WHAT NEEDS TO BE DONE: Copy every entry word for word, but skip the pictures.
····················
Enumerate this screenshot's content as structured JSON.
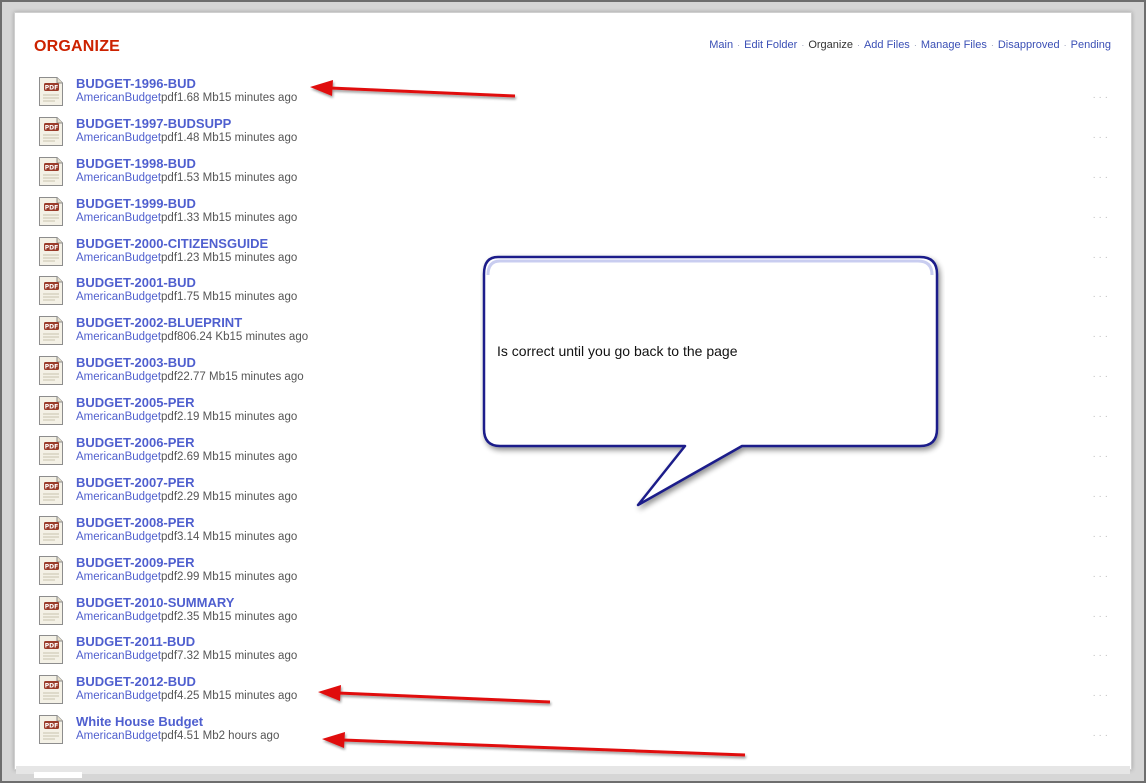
{
  "page": {
    "title": "ORGANIZE"
  },
  "nav": {
    "items": [
      {
        "label": "Main",
        "current": false
      },
      {
        "label": "Edit Folder",
        "current": false
      },
      {
        "label": "Organize",
        "current": true
      },
      {
        "label": "Add Files",
        "current": false
      },
      {
        "label": "Manage Files",
        "current": false
      },
      {
        "label": "Disapproved",
        "current": false
      },
      {
        "label": "Pending",
        "current": false
      }
    ]
  },
  "files": [
    {
      "name": "BUDGET-1996-BUD",
      "author": "AmericanBudget",
      "type": "pdf",
      "size": "1.68 Mb",
      "time": "15 minutes ago"
    },
    {
      "name": "BUDGET-1997-BUDSUPP",
      "author": "AmericanBudget",
      "type": "pdf",
      "size": "1.48 Mb",
      "time": "15 minutes ago"
    },
    {
      "name": "BUDGET-1998-BUD",
      "author": "AmericanBudget",
      "type": "pdf",
      "size": "1.53 Mb",
      "time": "15 minutes ago"
    },
    {
      "name": "BUDGET-1999-BUD",
      "author": "AmericanBudget",
      "type": "pdf",
      "size": "1.33 Mb",
      "time": "15 minutes ago"
    },
    {
      "name": "BUDGET-2000-CITIZENSGUIDE",
      "author": "AmericanBudget",
      "type": "pdf",
      "size": "1.23 Mb",
      "time": "15 minutes ago"
    },
    {
      "name": "BUDGET-2001-BUD",
      "author": "AmericanBudget",
      "type": "pdf",
      "size": "1.75 Mb",
      "time": "15 minutes ago"
    },
    {
      "name": "BUDGET-2002-BLUEPRINT",
      "author": "AmericanBudget",
      "type": "pdf",
      "size": "806.24 Kb",
      "time": "15 minutes ago"
    },
    {
      "name": "BUDGET-2003-BUD",
      "author": "AmericanBudget",
      "type": "pdf",
      "size": "22.77 Mb",
      "time": "15 minutes ago"
    },
    {
      "name": "BUDGET-2005-PER",
      "author": "AmericanBudget",
      "type": "pdf",
      "size": "2.19 Mb",
      "time": "15 minutes ago"
    },
    {
      "name": "BUDGET-2006-PER",
      "author": "AmericanBudget",
      "type": "pdf",
      "size": "2.69 Mb",
      "time": "15 minutes ago"
    },
    {
      "name": "BUDGET-2007-PER",
      "author": "AmericanBudget",
      "type": "pdf",
      "size": "2.29 Mb",
      "time": "15 minutes ago"
    },
    {
      "name": "BUDGET-2008-PER",
      "author": "AmericanBudget",
      "type": "pdf",
      "size": "3.14 Mb",
      "time": "15 minutes ago"
    },
    {
      "name": "BUDGET-2009-PER",
      "author": "AmericanBudget",
      "type": "pdf",
      "size": "2.99 Mb",
      "time": "15 minutes ago"
    },
    {
      "name": "BUDGET-2010-SUMMARY",
      "author": "AmericanBudget",
      "type": "pdf",
      "size": "2.35 Mb",
      "time": "15 minutes ago"
    },
    {
      "name": "BUDGET-2011-BUD",
      "author": "AmericanBudget",
      "type": "pdf",
      "size": "7.32 Mb",
      "time": "15 minutes ago"
    },
    {
      "name": "BUDGET-2012-BUD",
      "author": "AmericanBudget",
      "type": "pdf",
      "size": "4.25 Mb",
      "time": "15 minutes ago"
    },
    {
      "name": "White House Budget",
      "author": "AmericanBudget",
      "type": "pdf",
      "size": "4.51 Mb",
      "time": "2 hours ago"
    }
  ],
  "file_icon": {
    "name": "pdf-file-icon",
    "badge": "PDF"
  },
  "row_dots": "· · ·",
  "annotation": {
    "callout_text": "Is correct until you go back to the page",
    "colors": {
      "arrow": "#e01010",
      "callout_border": "#1a1f8a",
      "callout_fill": "#ffffff"
    }
  },
  "colors": {
    "title": "#cc2200",
    "link": "#4f5fcf",
    "nav_link": "#3a4fb5",
    "meta_text": "#555555"
  }
}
····················
CORRECT RESULT:
Enumerate this screenshot's content as structured JSON.
{
  "page": {
    "title": "ORGANIZE"
  },
  "nav": {
    "items": [
      {
        "label": "Main",
        "current": false
      },
      {
        "label": "Edit Folder",
        "current": false
      },
      {
        "label": "Organize",
        "current": true
      },
      {
        "label": "Add Files",
        "current": false
      },
      {
        "label": "Manage Files",
        "current": false
      },
      {
        "label": "Disapproved",
        "current": false
      },
      {
        "label": "Pending",
        "current": false
      }
    ]
  },
  "files": [
    {
      "name": "BUDGET-1996-BUD",
      "author": "AmericanBudget",
      "type": "pdf",
      "size": "1.68 Mb",
      "time": "15 minutes ago"
    },
    {
      "name": "BUDGET-1997-BUDSUPP",
      "author": "AmericanBudget",
      "type": "pdf",
      "size": "1.48 Mb",
      "time": "15 minutes ago"
    },
    {
      "name": "BUDGET-1998-BUD",
      "author": "AmericanBudget",
      "type": "pdf",
      "size": "1.53 Mb",
      "time": "15 minutes ago"
    },
    {
      "name": "BUDGET-1999-BUD",
      "author": "AmericanBudget",
      "type": "pdf",
      "size": "1.33 Mb",
      "time": "15 minutes ago"
    },
    {
      "name": "BUDGET-2000-CITIZENSGUIDE",
      "author": "AmericanBudget",
      "type": "pdf",
      "size": "1.23 Mb",
      "time": "15 minutes ago"
    },
    {
      "name": "BUDGET-2001-BUD",
      "author": "AmericanBudget",
      "type": "pdf",
      "size": "1.75 Mb",
      "time": "15 minutes ago"
    },
    {
      "name": "BUDGET-2002-BLUEPRINT",
      "author": "AmericanBudget",
      "type": "pdf",
      "size": "806.24 Kb",
      "time": "15 minutes ago"
    },
    {
      "name": "BUDGET-2003-BUD",
      "author": "AmericanBudget",
      "type": "pdf",
      "size": "22.77 Mb",
      "time": "15 minutes ago"
    },
    {
      "name": "BUDGET-2005-PER",
      "author": "AmericanBudget",
      "type": "pdf",
      "size": "2.19 Mb",
      "time": "15 minutes ago"
    },
    {
      "name": "BUDGET-2006-PER",
      "author": "AmericanBudget",
      "type": "pdf",
      "size": "2.69 Mb",
      "time": "15 minutes ago"
    },
    {
      "name": "BUDGET-2007-PER",
      "author": "AmericanBudget",
      "type": "pdf",
      "size": "2.29 Mb",
      "time": "15 minutes ago"
    },
    {
      "name": "BUDGET-2008-PER",
      "author": "AmericanBudget",
      "type": "pdf",
      "size": "3.14 Mb",
      "time": "15 minutes ago"
    },
    {
      "name": "BUDGET-2009-PER",
      "author": "AmericanBudget",
      "type": "pdf",
      "size": "2.99 Mb",
      "time": "15 minutes ago"
    },
    {
      "name": "BUDGET-2010-SUMMARY",
      "author": "AmericanBudget",
      "type": "pdf",
      "size": "2.35 Mb",
      "time": "15 minutes ago"
    },
    {
      "name": "BUDGET-2011-BUD",
      "author": "AmericanBudget",
      "type": "pdf",
      "size": "7.32 Mb",
      "time": "15 minutes ago"
    },
    {
      "name": "BUDGET-2012-BUD",
      "author": "AmericanBudget",
      "type": "pdf",
      "size": "4.25 Mb",
      "time": "15 minutes ago"
    },
    {
      "name": "White House Budget",
      "author": "AmericanBudget",
      "type": "pdf",
      "size": "4.51 Mb",
      "time": "2 hours ago"
    }
  ],
  "file_icon": {
    "name": "pdf-file-icon",
    "badge": "PDF"
  },
  "row_dots": "· · ·",
  "annotation": {
    "callout_text": "Is correct until you go back to the page",
    "colors": {
      "arrow": "#e01010",
      "callout_border": "#1a1f8a",
      "callout_fill": "#ffffff"
    }
  },
  "colors": {
    "title": "#cc2200",
    "link": "#4f5fcf",
    "nav_link": "#3a4fb5",
    "meta_text": "#555555"
  }
}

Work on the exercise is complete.